▶ _WRITTEN PROBLEM_
Please write out all of the entries below word for word, with every line unchanged.

■ ■ ■ ■

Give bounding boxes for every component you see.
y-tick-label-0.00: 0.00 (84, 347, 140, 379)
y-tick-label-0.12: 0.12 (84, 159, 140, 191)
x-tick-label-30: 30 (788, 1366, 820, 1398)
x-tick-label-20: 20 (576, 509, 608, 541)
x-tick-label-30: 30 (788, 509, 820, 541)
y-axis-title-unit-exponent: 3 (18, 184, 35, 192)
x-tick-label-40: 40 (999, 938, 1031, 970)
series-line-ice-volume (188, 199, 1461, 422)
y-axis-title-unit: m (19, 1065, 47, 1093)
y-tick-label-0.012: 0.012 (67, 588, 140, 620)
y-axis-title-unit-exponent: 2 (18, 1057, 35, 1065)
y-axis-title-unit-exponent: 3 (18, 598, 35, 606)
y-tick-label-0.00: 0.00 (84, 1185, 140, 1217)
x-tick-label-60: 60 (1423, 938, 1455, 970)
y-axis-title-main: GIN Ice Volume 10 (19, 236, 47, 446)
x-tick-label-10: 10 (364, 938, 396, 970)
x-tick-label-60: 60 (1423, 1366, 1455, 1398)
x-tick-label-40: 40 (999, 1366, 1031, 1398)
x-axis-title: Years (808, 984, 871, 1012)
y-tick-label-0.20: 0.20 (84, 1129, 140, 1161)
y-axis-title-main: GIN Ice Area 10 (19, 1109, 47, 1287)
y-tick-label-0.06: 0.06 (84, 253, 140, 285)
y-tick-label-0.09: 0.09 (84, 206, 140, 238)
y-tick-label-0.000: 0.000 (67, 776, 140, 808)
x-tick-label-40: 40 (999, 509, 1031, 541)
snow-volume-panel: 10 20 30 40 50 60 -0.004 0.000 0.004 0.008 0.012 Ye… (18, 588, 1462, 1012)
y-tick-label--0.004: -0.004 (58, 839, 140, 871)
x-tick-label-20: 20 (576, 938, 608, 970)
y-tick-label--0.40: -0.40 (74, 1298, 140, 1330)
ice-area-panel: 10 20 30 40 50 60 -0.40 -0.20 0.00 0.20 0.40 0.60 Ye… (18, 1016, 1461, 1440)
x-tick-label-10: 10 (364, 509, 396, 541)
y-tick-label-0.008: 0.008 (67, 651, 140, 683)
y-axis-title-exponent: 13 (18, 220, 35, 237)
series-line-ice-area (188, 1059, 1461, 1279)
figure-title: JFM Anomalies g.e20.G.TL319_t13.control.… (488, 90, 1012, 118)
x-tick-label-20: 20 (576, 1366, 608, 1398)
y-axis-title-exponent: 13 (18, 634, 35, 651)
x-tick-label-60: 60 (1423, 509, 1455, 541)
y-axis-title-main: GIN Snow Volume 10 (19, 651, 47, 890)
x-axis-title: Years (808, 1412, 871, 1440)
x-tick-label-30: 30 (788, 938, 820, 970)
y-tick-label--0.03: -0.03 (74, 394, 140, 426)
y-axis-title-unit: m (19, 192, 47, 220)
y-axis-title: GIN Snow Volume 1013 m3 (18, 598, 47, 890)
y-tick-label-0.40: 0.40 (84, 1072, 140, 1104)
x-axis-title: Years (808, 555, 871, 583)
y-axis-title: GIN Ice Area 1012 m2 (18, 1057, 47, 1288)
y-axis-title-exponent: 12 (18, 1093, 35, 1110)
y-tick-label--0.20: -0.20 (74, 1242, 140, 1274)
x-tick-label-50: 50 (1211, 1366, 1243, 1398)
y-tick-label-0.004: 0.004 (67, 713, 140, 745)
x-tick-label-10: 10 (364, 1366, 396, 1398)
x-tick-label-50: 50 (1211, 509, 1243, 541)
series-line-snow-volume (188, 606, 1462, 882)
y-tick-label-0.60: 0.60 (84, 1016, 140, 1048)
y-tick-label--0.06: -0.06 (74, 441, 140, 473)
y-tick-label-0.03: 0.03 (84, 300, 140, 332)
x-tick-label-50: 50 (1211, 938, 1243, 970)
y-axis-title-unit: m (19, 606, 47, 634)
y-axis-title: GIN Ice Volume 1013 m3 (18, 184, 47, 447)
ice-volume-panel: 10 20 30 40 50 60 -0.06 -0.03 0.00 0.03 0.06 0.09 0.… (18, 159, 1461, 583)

■ ■ ■ ■

▶ _WRITTEN REPLY_
Give bounding boxes for every component you see.
y-tick-label-0.00: 0.00 (84, 347, 140, 379)
y-tick-label-0.12: 0.12 (84, 159, 140, 191)
x-tick-label-30: 30 (788, 1366, 820, 1398)
x-tick-label-20: 20 (576, 509, 608, 541)
x-tick-label-30: 30 (788, 509, 820, 541)
y-axis-title-unit-exponent: 3 (18, 184, 35, 192)
x-tick-label-40: 40 (999, 938, 1031, 970)
series-line-ice-volume (188, 199, 1461, 422)
y-axis-title-unit: m (19, 1065, 47, 1093)
y-tick-label-0.012: 0.012 (67, 588, 140, 620)
y-axis-title-unit-exponent: 2 (18, 1057, 35, 1065)
y-axis-title-unit-exponent: 3 (18, 598, 35, 606)
y-tick-label-0.00: 0.00 (84, 1185, 140, 1217)
x-tick-label-60: 60 (1423, 938, 1455, 970)
y-axis-title-main: GIN Ice Volume 10 (19, 236, 47, 446)
x-tick-label-10: 10 (364, 938, 396, 970)
x-tick-label-60: 60 (1423, 1366, 1455, 1398)
x-tick-label-40: 40 (999, 1366, 1031, 1398)
x-axis-title: Years (808, 984, 871, 1012)
y-tick-label-0.20: 0.20 (84, 1129, 140, 1161)
y-axis-title-main: GIN Ice Area 10 (19, 1109, 47, 1287)
y-tick-label-0.06: 0.06 (84, 253, 140, 285)
y-tick-label-0.09: 0.09 (84, 206, 140, 238)
y-tick-label-0.000: 0.000 (67, 776, 140, 808)
x-tick-label-40: 40 (999, 509, 1031, 541)
snow-volume-panel: 10 20 30 40 50 60 -0.004 0.000 0.004 0.008 0.012 Ye… (18, 588, 1462, 1012)
y-tick-label--0.004: -0.004 (58, 839, 140, 871)
x-tick-label-20: 20 (576, 938, 608, 970)
y-tick-label--0.40: -0.40 (74, 1298, 140, 1330)
ice-area-panel: 10 20 30 40 50 60 -0.40 -0.20 0.00 0.20 0.40 0.60 Ye… (18, 1016, 1461, 1440)
x-tick-label-10: 10 (364, 509, 396, 541)
y-tick-label-0.008: 0.008 (67, 651, 140, 683)
y-axis-title-exponent: 13 (18, 220, 35, 237)
series-line-ice-area (188, 1059, 1461, 1279)
figure-title: JFM Anomalies g.e20.G.TL319_t13.control.… (488, 90, 1012, 118)
x-tick-label-20: 20 (576, 1366, 608, 1398)
y-axis-title-exponent: 13 (18, 634, 35, 651)
x-tick-label-60: 60 (1423, 509, 1455, 541)
y-axis-title-main: GIN Snow Volume 10 (19, 651, 47, 890)
x-axis-title: Years (808, 1412, 871, 1440)
x-tick-label-30: 30 (788, 938, 820, 970)
y-tick-label--0.03: -0.03 (74, 394, 140, 426)
y-axis-title-unit: m (19, 192, 47, 220)
y-axis-title: GIN Snow Volume 1013 m3 (18, 598, 47, 890)
y-tick-label-0.40: 0.40 (84, 1072, 140, 1104)
x-axis-title: Years (808, 555, 871, 583)
y-axis-title: GIN Ice Area 1012 m2 (18, 1057, 47, 1288)
y-axis-title-exponent: 12 (18, 1093, 35, 1110)
y-tick-label--0.20: -0.20 (74, 1242, 140, 1274)
x-tick-label-50: 50 (1211, 1366, 1243, 1398)
y-tick-label-0.004: 0.004 (67, 713, 140, 745)
x-tick-label-10: 10 (364, 1366, 396, 1398)
x-tick-label-50: 50 (1211, 509, 1243, 541)
series-line-snow-volume (188, 606, 1462, 882)
y-tick-label-0.60: 0.60 (84, 1016, 140, 1048)
y-tick-label--0.06: -0.06 (74, 441, 140, 473)
y-tick-label-0.03: 0.03 (84, 300, 140, 332)
x-tick-label-50: 50 (1211, 938, 1243, 970)
y-axis-title-unit: m (19, 606, 47, 634)
y-axis-title: GIN Ice Volume 1013 m3 (18, 184, 47, 447)
ice-volume-panel: 10 20 30 40 50 60 -0.06 -0.03 0.00 0.03 0.06 0.09 0.… (18, 159, 1461, 583)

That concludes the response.